### Task details
Extract the part of the band profile below from "Building upon a" to "the near future.", copying it word for word.

** Begin Source excerpt **

Cutting their teeth in their hometown’s small venues, the members of The Holy have built up a national profile, playing sets across the Finnish festival circuit, including Flow Festival, Ruisrock, Provinssirock, Iloasarirock and Lost In Music. But last year, was a momentum changing year for the band: The band’s full-length debut Daughter, which thematically touched upon  the 1990s Finnish economic recession and its reflection on the youth of its time received praise across Europe and Finland, resulting in an EMMA Nomination for Critics’ Choice.

Building upon a growing profile, the band has supported their recorded output with tours across Sweden and the European Union with festival circuit stops in Germany, The Netherlands, Switzerland, Luxembourg and Austria, playing sets at Eurosonic Nooderslag, Iceland Airwaves, Reeperbahn Festival, Where Is The Music, JaJaJa Music London, Berlin, and Vienna. Last year, the German/French TV channel Arte filmed the band’s set at last year’s Flow Festival in cooperation with Finland’s YLE — and KEXP filmed their Iceland Airwaves set, which will be published on their YouTube channel in the near future.

Slated for an April 17, 2020 release, the rising Finnish act’s highly-anticipated sophomore album Mono Freedom is a semi-utopian sci-fi tale, inspired by Alan Weisman’s The World Without Us, which explores a number of scenarios of what would happen to Earth if humans were to suddenly disappear. Set in the somewhat distant future on a dying Earth, the planet’s last humans decide to gather their things, build a rocket and travel to the nearest black hole. They know that there is probably nothing out there but it’s one humanity’s last ideas and last hopes. All of this is seen as positive, not as a dark, hopeless dystopian vision.  

During our Daughter tour, I read the science book, The World Without Us by Alan Weisman, and I got inspired and sad at the same time. It seems that humans just took a leap in the evolution progress a million years ago and have been fucking things up since,” The Holy’s Eetu Henrik Iivari explains in press notes. “I started to play with an idea of a space odyssey of the last people on earth, eventually building a rocket and flying into the nearest black hole. And they just don’t make it. They are too dumb to make it. And that’s it. And after a few hundred years, Mother Earth doesn’t even remember it was once occupied by humans.

** End Source excerpt **
** Begin Extracted information **

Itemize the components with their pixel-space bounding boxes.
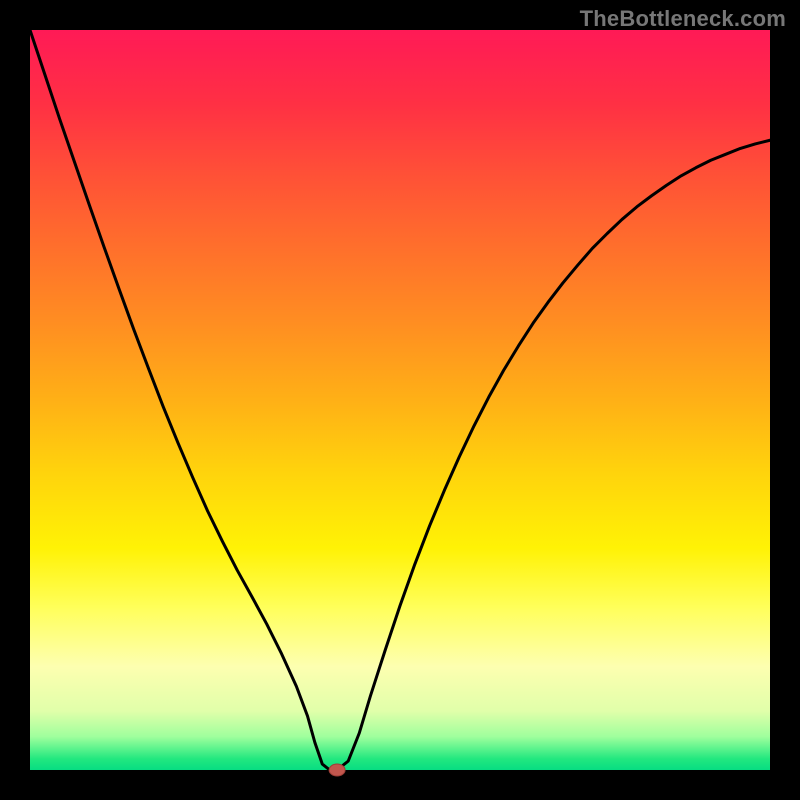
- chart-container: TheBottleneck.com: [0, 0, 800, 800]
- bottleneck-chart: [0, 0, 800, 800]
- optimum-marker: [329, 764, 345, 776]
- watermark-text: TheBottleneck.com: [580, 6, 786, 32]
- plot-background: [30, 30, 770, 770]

** End Extracted information **
** Begin Extracted information **

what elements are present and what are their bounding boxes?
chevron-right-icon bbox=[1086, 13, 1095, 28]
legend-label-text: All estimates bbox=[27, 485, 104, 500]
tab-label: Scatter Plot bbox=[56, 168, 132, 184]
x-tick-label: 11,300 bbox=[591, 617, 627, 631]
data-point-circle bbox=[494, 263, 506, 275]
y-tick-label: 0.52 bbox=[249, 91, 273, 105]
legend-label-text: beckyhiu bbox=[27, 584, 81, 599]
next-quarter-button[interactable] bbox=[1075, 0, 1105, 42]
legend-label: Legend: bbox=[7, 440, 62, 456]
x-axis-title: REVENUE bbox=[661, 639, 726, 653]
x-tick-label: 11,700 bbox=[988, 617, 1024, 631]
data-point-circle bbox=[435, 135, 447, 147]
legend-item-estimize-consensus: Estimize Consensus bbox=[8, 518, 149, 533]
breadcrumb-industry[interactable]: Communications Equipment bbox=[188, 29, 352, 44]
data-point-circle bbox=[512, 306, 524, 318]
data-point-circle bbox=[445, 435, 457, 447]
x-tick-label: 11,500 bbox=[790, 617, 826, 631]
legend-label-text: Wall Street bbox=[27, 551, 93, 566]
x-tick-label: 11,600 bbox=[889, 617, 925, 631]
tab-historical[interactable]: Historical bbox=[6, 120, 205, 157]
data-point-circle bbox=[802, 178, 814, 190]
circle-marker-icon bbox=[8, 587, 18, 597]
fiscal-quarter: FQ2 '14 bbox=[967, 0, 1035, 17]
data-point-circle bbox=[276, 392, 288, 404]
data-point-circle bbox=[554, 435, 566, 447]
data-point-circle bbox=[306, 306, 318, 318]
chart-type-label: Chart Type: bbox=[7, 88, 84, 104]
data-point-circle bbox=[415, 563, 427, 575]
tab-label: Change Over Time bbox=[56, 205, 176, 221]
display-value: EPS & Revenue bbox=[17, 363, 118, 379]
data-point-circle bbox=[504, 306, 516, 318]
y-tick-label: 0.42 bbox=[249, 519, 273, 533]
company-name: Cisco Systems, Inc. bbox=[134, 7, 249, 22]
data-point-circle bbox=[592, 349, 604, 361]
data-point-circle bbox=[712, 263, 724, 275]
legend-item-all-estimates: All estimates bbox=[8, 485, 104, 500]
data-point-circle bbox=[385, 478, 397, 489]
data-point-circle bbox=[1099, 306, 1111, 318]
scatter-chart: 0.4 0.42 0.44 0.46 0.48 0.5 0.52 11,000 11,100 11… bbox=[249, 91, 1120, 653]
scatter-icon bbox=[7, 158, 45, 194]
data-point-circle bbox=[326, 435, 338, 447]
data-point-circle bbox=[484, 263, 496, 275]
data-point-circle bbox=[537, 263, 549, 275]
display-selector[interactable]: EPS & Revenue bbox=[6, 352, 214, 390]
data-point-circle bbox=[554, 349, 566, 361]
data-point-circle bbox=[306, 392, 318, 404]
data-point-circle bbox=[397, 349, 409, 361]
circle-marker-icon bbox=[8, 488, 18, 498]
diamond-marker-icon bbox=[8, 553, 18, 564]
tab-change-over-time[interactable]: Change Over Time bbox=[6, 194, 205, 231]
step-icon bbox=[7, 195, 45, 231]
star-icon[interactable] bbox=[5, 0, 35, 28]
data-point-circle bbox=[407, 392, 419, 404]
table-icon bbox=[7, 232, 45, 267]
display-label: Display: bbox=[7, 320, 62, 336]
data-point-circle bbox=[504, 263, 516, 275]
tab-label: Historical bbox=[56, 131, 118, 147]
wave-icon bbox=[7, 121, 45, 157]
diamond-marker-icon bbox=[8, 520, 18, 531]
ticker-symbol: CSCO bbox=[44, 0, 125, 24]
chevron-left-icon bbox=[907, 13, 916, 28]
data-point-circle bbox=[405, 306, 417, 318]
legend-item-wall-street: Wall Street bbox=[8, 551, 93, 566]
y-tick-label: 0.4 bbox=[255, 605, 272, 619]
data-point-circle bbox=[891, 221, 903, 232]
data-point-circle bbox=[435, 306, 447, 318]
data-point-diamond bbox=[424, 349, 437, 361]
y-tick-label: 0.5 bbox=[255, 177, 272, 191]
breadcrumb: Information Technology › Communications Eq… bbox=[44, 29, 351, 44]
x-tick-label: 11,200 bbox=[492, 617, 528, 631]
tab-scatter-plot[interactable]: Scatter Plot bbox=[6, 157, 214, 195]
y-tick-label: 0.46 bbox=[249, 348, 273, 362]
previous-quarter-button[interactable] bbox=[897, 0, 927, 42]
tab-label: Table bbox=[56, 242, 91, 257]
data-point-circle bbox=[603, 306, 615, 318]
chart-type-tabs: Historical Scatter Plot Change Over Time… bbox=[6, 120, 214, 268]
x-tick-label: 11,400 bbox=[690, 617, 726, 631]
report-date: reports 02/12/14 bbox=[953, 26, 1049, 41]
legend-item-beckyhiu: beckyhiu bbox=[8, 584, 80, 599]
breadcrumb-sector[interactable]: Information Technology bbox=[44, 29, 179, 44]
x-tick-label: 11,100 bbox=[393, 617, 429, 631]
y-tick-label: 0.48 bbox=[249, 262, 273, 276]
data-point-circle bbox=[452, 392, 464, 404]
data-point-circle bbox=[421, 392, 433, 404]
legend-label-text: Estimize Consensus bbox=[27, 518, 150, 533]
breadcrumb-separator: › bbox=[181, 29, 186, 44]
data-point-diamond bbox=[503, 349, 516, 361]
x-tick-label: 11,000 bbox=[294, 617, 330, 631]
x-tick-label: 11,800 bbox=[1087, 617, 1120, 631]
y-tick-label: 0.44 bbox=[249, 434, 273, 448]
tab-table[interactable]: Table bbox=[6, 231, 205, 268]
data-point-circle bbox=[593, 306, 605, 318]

** End Extracted information **

### Worked solution
Building upon a growing profile, the band has supported their recorded output with tours across Sweden and the European Union with festival circuit stops in Germany, The Netherlands, Switzerland, Luxembourg and Austria, playing sets at Eurosonic Nooderslag, Iceland Airwaves, Reeperbahn Festival, Where Is The Music, JaJaJa Music London, Berlin, and Vienna. Last year, the German/French TV channel Arte filmed the band’s set at last year’s Flow Festival in cooperation with Finland’s YLE — and KEXP filmed their Iceland Airwaves set, which will be published on their YouTube channel in the near future.